*SOURCE RECORDS*
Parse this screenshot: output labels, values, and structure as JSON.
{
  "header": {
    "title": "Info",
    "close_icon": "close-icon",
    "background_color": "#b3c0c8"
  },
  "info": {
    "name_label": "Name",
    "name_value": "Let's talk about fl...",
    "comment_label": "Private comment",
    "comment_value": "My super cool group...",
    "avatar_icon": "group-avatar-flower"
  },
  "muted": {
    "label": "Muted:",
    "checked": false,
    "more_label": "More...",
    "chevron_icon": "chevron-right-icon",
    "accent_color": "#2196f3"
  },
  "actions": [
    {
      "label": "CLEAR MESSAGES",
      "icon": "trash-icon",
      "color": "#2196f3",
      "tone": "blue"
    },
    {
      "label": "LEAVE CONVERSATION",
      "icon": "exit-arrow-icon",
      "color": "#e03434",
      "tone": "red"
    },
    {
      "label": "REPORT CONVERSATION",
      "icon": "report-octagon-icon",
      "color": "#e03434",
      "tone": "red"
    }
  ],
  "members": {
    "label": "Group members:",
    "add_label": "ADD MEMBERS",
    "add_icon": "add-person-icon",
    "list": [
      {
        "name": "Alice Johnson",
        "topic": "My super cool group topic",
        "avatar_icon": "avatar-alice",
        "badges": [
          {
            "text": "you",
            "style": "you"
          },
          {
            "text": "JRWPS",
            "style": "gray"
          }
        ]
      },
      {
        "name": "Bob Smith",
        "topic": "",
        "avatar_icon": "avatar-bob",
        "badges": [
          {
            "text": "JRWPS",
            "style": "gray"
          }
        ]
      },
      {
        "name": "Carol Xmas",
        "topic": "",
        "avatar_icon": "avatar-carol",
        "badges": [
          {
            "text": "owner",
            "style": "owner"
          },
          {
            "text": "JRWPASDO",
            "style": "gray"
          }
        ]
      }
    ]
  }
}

*TO BE DONE*
From the data above, count the lines where "cool" occurs and give that figure and nothing else.

*PROBLEM SOLUTION*
2